→ **GIVEN PROBLEM**:
Gather up every line that includes the string "nghệ".

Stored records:
⁂
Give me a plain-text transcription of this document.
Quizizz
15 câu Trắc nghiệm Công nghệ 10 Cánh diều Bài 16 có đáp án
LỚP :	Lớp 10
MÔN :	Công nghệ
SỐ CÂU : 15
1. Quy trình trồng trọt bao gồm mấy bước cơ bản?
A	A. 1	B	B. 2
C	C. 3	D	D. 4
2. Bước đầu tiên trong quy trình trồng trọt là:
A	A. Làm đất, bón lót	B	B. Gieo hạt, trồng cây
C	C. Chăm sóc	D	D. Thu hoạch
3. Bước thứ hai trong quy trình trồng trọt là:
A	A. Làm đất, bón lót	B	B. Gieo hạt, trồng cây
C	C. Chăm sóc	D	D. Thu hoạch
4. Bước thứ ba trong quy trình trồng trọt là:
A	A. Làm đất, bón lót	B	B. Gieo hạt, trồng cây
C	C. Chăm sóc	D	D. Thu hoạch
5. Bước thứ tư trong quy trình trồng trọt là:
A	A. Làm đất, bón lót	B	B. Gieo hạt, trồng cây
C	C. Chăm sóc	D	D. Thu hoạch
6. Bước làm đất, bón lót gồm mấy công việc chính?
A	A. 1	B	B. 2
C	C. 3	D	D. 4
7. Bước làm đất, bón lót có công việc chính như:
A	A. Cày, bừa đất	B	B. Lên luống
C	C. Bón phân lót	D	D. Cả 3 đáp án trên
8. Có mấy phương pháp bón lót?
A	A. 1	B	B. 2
⁂
→ **OUTPUT**:
15 câu Trắc nghiệm Công nghệ 10 Cánh diều Bài 16 có đáp án
MÔN :	Công nghệ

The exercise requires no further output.